Exercise task:
Find the lines below that contain the string "this". Copy each one.

Task input:
##########

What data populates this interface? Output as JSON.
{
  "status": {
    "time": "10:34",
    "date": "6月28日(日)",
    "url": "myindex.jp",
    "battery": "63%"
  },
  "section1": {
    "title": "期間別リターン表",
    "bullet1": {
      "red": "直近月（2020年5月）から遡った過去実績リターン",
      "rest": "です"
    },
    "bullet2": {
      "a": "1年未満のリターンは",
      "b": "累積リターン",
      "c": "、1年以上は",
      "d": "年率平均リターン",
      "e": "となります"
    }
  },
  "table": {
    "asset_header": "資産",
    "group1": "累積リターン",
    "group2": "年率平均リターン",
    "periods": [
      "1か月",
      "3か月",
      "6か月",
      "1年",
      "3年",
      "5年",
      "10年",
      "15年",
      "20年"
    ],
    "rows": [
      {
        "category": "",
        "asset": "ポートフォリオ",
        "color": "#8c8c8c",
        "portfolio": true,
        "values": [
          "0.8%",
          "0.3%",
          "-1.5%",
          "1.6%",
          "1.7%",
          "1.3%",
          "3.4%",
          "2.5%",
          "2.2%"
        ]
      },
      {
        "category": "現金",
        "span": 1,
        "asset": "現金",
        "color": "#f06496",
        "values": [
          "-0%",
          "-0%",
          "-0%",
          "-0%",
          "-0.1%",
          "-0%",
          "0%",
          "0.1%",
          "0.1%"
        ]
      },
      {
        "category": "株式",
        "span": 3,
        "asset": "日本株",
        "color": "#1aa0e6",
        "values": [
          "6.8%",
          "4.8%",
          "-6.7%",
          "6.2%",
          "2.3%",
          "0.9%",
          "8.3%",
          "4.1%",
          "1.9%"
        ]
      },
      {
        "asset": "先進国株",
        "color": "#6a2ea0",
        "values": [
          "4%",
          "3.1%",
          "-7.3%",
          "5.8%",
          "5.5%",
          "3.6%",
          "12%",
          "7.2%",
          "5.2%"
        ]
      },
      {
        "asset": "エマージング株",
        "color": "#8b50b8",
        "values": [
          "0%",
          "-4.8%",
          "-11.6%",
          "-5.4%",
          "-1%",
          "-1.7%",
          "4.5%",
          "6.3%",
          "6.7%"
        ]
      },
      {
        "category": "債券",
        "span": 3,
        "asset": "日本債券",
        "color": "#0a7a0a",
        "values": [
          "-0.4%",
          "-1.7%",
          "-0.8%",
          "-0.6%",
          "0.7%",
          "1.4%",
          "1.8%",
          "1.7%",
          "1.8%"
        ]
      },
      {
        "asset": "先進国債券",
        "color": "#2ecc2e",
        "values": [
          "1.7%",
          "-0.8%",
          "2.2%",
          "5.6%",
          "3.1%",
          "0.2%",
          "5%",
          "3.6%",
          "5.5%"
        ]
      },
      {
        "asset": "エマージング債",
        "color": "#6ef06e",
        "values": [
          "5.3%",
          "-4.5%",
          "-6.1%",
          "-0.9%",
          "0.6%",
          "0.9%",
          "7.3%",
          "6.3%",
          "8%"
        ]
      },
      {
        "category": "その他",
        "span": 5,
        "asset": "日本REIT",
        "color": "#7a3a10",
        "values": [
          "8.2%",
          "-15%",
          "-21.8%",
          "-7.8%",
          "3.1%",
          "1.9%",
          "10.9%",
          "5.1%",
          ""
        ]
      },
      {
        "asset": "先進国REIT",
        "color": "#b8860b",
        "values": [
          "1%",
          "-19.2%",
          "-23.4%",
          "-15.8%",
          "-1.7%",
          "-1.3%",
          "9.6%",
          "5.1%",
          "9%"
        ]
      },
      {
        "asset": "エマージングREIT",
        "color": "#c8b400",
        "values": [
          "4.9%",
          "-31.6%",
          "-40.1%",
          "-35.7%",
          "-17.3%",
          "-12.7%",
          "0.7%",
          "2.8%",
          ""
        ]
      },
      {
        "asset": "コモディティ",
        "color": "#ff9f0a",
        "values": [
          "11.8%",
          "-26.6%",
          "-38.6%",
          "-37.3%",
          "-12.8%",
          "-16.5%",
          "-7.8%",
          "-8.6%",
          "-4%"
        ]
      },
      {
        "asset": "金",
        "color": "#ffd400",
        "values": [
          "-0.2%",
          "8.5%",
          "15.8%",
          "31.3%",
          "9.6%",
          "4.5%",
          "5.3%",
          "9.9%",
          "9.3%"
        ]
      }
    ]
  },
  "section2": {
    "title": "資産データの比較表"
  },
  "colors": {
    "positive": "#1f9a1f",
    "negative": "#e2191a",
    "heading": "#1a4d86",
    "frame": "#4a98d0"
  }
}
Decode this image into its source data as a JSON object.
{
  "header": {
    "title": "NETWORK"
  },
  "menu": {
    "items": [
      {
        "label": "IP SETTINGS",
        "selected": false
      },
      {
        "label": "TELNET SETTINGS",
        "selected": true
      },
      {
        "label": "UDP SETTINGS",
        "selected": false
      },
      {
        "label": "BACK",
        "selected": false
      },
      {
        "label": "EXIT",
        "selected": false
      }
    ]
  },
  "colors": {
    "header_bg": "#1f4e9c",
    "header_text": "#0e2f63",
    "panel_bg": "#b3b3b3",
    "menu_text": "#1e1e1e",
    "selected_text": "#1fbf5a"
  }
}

##########

Correct answer:
What data populates this interface? Output as JSON.
Decode this image into its source data as a JSON object.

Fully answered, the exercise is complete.